___ Provided information ___

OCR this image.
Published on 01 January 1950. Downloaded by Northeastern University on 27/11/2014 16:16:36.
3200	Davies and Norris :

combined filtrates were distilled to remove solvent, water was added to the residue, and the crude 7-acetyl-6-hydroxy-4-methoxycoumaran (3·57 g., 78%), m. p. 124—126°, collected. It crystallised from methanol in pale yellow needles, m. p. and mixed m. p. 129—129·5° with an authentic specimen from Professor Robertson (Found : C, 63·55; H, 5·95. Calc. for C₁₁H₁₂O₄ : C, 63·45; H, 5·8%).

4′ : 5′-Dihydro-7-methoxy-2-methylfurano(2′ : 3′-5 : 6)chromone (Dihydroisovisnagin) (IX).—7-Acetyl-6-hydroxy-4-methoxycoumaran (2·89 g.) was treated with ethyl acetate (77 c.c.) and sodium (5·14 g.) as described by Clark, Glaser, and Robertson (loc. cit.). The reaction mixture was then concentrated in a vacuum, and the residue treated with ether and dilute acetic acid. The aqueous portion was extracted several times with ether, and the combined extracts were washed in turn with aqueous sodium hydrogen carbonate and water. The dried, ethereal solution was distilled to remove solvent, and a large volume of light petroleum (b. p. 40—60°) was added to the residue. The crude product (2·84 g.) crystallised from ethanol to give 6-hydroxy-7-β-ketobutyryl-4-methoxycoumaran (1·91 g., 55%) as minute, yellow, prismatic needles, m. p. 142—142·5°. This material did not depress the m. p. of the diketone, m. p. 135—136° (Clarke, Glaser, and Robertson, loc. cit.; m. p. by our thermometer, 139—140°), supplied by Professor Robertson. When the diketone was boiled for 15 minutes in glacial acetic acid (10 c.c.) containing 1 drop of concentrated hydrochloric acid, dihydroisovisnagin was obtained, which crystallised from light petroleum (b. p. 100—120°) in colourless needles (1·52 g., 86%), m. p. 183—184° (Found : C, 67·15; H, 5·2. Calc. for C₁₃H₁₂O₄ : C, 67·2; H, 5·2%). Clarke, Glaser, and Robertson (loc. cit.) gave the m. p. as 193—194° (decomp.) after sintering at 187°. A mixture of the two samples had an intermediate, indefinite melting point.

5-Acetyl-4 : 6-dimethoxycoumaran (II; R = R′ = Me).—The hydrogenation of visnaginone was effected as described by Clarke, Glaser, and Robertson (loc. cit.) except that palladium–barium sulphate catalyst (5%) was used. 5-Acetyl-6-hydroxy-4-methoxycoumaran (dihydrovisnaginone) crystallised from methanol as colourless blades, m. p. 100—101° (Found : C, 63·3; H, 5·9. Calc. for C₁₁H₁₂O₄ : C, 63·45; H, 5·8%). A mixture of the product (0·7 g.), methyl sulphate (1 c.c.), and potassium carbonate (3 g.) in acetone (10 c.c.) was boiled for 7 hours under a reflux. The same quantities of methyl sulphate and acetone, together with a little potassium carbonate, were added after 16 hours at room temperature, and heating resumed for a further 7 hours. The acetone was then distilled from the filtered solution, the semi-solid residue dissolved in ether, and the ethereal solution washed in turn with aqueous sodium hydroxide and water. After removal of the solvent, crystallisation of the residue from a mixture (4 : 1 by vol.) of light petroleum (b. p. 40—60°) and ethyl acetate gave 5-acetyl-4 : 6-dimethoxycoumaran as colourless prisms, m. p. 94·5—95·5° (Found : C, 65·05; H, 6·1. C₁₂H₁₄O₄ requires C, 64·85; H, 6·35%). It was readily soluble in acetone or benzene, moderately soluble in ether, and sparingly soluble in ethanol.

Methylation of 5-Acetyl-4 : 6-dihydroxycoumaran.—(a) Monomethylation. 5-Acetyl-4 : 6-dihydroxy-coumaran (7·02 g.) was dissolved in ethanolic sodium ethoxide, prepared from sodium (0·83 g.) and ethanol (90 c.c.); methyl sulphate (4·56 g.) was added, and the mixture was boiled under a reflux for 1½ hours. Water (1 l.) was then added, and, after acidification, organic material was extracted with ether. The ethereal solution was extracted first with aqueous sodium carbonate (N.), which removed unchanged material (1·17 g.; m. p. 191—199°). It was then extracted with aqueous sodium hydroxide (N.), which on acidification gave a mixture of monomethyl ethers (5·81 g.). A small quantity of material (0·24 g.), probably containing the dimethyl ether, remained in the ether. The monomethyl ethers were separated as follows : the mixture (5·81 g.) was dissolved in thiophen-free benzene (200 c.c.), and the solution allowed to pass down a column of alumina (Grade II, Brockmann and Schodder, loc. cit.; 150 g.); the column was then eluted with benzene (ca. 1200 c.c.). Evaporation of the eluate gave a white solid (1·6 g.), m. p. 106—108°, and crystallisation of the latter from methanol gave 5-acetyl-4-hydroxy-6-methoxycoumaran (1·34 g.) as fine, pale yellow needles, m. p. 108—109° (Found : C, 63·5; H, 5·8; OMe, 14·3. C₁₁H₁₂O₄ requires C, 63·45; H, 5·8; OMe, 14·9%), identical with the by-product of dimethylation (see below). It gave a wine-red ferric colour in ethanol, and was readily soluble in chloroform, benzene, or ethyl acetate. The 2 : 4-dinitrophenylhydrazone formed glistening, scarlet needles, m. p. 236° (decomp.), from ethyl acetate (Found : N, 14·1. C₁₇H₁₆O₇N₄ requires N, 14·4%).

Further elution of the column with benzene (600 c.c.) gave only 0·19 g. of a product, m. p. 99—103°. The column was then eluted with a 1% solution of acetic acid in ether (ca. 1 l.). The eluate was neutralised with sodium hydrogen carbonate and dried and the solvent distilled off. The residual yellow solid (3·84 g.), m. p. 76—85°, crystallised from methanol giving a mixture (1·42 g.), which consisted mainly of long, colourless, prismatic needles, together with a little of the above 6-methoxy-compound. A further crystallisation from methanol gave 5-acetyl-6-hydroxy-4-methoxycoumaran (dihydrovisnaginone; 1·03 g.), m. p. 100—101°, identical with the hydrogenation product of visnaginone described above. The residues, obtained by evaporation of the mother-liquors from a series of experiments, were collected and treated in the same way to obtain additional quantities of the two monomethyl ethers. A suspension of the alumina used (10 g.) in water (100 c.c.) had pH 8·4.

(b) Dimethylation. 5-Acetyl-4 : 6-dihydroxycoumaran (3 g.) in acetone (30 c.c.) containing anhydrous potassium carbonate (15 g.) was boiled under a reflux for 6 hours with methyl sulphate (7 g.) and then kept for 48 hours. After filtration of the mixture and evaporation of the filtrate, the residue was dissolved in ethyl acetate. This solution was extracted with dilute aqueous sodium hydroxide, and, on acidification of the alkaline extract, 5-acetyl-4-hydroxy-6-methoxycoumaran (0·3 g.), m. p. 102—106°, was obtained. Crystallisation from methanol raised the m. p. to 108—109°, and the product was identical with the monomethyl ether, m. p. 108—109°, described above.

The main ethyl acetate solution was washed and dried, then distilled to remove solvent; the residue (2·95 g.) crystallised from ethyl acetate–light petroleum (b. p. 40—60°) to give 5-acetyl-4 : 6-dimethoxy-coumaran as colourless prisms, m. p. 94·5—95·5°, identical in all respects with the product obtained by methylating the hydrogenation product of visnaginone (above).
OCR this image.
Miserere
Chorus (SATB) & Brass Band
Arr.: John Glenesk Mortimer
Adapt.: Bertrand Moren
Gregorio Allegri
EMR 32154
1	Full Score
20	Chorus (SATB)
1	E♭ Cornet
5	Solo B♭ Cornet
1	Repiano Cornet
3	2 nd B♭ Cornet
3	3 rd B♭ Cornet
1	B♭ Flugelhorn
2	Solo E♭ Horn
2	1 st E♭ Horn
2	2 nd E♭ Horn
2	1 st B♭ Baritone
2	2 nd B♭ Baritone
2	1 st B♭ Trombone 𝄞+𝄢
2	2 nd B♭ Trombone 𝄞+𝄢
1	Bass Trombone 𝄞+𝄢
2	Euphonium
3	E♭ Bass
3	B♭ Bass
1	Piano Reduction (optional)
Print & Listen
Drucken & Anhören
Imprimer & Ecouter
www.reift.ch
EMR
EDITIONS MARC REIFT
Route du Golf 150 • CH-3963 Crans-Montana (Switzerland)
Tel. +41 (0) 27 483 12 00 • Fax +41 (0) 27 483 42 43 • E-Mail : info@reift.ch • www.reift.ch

___

**Aim**
Only a number is wanted: how many lines contain the word "SATB"?

**Finished exercise**
2